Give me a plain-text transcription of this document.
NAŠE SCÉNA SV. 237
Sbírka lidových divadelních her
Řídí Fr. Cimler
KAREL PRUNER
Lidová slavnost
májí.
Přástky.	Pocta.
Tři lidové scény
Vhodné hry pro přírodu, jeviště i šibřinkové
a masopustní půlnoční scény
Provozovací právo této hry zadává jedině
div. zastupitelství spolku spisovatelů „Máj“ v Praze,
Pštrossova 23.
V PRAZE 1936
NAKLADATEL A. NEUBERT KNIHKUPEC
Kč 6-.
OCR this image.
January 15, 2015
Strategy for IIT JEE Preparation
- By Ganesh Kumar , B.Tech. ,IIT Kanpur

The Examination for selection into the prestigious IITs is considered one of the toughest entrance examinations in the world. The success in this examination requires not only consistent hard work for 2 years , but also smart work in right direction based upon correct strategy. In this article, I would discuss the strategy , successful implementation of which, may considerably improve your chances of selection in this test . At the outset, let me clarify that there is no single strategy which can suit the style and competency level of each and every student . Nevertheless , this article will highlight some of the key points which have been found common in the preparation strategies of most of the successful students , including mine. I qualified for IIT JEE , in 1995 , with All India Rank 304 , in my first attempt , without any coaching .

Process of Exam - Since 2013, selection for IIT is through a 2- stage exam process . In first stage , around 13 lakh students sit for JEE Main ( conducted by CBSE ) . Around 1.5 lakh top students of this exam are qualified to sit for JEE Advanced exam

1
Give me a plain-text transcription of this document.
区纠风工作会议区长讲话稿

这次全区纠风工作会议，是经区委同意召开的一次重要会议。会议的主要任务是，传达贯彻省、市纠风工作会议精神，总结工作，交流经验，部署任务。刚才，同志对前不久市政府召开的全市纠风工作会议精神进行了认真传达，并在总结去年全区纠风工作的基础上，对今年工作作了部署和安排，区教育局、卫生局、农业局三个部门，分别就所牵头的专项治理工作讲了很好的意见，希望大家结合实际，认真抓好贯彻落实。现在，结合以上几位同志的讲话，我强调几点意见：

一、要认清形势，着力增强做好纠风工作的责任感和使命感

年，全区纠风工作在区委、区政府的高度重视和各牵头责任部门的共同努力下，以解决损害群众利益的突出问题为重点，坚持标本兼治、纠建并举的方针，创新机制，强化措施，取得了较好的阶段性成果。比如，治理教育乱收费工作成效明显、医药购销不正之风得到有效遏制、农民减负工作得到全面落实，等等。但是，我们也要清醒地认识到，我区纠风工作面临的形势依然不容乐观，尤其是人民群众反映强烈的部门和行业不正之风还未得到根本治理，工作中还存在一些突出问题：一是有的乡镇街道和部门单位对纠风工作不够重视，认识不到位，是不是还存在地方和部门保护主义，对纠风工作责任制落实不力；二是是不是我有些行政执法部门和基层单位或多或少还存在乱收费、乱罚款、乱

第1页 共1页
★ ★ ★ ★ ★
**The exercise**.
Reproduce the records above exactly.

**Completed exercise**.
Give me a plain-text transcription of this document.
NAŠE SCÉNA SV. 237
Sbírka lidových divadelních her
Řídí Fr. Cimler
KAREL PRUNER
Lidová slavnost
májí.
Přástky.	Pocta.
Tři lidové scény
Vhodné hry pro přírodu, jeviště i šibřinkové
a masopustní půlnoční scény
Provozovací právo této hry zadává jedině
div. zastupitelství spolku spisovatelů „Máj“ v Praze,
Pštrossova 23.
V PRAZE 1936
NAKLADATEL A. NEUBERT KNIHKUPEC
Kč 6-.
OCR this image.
January 15, 2015
Strategy for IIT JEE Preparation
- By Ganesh Kumar , B.Tech. ,IIT Kanpur

The Examination for selection into the prestigious IITs is considered one of the toughest entrance examinations in the world. The success in this examination requires not only consistent hard work for 2 years , but also smart work in right direction based upon correct strategy. In this article, I would discuss the strategy , successful implementation of which, may considerably improve your chances of selection in this test . At the outset, let me clarify that there is no single strategy which can suit the style and competency level of each and every student . Nevertheless , this article will highlight some of the key points which have been found common in the preparation strategies of most of the successful students , including mine. I qualified for IIT JEE , in 1995 , with All India Rank 304 , in my first attempt , without any coaching .

Process of Exam - Since 2013, selection for IIT is through a 2- stage exam process . In first stage , around 13 lakh students sit for JEE Main ( conducted by CBSE ) . Around 1.5 lakh top students of this exam are qualified to sit for JEE Advanced exam

1
Give me a plain-text transcription of this document.
区纠风工作会议区长讲话稿

这次全区纠风工作会议，是经区委同意召开的一次重要会议。会议的主要任务是，传达贯彻省、市纠风工作会议精神，总结工作，交流经验，部署任务。刚才，同志对前不久市政府召开的全市纠风工作会议精神进行了认真传达，并在总结去年全区纠风工作的基础上，对今年工作作了部署和安排，区教育局、卫生局、农业局三个部门，分别就所牵头的专项治理工作讲了很好的意见，希望大家结合实际，认真抓好贯彻落实。现在，结合以上几位同志的讲话，我强调几点意见：

一、要认清形势，着力增强做好纠风工作的责任感和使命感

年，全区纠风工作在区委、区政府的高度重视和各牵头责任部门的共同努力下，以解决损害群众利益的突出问题为重点，坚持标本兼治、纠建并举的方针，创新机制，强化措施，取得了较好的阶段性成果。比如，治理教育乱收费工作成效明显、医药购销不正之风得到有效遏制、农民减负工作得到全面落实，等等。但是，我们也要清醒地认识到，我区纠风工作面临的形势依然不容乐观，尤其是人民群众反映强烈的部门和行业不正之风还未得到根本治理，工作中还存在一些突出问题：一是有的乡镇街道和部门单位对纠风工作不够重视，认识不到位，是不是还存在地方和部门保护主义，对纠风工作责任制落实不力；二是是不是我有些行政执法部门和基层单位或多或少还存在乱收费、乱罚款、乱

第1页 共1页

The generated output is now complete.